> **Excerpt from a dataset**
================
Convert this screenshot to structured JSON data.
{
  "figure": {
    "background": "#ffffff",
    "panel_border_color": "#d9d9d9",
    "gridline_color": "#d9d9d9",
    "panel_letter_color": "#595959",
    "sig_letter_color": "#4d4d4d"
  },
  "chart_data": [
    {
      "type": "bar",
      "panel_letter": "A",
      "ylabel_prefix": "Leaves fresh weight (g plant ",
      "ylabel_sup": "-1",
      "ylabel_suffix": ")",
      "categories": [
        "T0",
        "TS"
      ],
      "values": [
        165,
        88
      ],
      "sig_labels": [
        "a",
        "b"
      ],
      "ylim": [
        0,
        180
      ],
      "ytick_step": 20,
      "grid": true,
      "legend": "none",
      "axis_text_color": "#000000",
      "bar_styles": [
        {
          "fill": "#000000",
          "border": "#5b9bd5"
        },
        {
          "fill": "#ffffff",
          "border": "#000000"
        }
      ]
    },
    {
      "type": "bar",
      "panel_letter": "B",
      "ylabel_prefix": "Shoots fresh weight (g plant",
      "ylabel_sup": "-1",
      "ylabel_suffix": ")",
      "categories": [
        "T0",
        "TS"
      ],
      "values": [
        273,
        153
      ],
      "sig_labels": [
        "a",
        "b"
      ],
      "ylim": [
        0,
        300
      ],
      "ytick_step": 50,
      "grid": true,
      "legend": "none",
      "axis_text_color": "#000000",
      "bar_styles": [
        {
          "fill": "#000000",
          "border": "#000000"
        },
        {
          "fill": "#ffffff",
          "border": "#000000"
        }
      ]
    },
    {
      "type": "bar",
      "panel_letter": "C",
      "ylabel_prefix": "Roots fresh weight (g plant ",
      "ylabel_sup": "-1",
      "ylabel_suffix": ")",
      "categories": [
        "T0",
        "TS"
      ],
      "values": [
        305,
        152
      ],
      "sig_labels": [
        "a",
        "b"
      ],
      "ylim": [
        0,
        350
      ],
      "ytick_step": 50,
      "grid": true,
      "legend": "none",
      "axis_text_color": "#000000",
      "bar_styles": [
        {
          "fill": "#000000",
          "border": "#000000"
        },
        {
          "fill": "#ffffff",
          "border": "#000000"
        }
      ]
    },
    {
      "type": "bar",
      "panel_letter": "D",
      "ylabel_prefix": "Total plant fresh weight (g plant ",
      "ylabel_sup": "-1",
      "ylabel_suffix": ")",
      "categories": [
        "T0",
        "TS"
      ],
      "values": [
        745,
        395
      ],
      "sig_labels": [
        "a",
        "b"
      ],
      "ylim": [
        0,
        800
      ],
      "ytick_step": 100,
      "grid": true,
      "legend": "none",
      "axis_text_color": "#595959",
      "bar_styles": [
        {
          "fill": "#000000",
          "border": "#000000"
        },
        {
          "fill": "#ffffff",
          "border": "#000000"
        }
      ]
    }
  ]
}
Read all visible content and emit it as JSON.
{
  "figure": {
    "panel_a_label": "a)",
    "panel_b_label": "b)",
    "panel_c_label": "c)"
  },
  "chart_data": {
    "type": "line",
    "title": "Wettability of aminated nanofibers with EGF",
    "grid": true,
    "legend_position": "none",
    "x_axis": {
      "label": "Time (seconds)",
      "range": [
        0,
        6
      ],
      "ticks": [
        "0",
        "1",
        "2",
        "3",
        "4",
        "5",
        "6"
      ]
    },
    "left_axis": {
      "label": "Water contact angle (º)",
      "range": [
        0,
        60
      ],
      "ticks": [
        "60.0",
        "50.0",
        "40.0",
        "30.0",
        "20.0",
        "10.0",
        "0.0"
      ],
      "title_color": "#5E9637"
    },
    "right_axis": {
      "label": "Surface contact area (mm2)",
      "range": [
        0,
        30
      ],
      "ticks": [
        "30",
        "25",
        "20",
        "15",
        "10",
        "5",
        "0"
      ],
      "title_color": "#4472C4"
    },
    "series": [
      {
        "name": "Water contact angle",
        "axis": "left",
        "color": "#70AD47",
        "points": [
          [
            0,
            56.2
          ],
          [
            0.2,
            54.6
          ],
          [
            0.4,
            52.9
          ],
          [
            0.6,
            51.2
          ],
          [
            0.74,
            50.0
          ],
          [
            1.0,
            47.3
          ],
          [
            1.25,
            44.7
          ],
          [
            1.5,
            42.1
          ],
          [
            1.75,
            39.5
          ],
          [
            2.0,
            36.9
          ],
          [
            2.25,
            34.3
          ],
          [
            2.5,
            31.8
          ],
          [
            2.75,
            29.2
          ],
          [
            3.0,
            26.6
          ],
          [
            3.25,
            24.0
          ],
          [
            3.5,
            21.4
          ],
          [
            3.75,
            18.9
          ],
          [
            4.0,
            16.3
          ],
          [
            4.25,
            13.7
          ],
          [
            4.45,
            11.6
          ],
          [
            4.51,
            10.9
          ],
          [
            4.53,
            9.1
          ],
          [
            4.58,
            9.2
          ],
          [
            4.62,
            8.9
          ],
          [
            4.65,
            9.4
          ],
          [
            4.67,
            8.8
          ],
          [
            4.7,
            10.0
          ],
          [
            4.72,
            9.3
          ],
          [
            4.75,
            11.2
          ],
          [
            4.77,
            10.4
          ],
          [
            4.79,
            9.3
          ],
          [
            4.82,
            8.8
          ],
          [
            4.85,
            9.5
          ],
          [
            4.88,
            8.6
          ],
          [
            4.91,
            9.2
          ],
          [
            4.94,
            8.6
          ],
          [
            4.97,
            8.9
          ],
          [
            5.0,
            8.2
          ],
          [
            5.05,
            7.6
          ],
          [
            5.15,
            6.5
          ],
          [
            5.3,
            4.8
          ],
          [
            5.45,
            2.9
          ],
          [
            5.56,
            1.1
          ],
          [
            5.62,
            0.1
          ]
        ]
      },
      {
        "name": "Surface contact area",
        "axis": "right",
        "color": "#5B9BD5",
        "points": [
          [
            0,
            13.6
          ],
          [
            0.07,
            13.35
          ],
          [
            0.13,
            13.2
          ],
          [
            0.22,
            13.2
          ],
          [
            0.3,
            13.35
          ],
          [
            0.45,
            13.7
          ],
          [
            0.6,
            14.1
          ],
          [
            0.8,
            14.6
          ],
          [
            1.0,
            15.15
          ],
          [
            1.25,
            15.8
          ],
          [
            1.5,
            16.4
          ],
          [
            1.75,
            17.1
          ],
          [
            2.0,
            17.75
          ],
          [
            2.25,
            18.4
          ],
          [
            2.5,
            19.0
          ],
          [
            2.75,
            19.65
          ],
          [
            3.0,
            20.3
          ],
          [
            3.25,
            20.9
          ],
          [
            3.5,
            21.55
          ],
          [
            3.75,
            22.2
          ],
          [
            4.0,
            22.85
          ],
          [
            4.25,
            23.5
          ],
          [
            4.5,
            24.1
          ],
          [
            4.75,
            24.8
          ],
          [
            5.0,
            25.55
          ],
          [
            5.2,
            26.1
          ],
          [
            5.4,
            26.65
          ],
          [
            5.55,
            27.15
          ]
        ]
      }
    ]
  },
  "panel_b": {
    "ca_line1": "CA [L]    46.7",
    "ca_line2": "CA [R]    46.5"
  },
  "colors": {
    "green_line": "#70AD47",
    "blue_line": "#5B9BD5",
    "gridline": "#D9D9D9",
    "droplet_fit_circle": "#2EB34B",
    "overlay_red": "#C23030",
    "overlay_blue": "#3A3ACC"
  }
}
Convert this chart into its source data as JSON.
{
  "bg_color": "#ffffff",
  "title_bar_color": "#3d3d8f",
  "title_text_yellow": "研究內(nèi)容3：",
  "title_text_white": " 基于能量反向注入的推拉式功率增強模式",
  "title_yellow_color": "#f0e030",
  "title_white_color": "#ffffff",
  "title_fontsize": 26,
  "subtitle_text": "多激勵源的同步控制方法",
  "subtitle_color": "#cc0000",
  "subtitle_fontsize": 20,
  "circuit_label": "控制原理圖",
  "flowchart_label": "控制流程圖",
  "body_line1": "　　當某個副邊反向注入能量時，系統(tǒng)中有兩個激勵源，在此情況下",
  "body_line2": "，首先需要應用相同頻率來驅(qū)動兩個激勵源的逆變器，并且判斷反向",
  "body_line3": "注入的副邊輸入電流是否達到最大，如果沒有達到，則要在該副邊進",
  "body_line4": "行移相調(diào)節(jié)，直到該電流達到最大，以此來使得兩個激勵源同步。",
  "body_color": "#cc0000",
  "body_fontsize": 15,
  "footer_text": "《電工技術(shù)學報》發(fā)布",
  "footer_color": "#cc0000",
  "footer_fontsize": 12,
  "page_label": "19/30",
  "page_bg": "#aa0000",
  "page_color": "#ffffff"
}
================
> **EXERCISE DETAILS**
In the records, locate each line holding the string "JSON" and copy it.

> **SOLVED PROBLEM**
Convert this screenshot to structured JSON data.
Read all visible content and emit it as JSON.
Convert this chart into its source data as JSON.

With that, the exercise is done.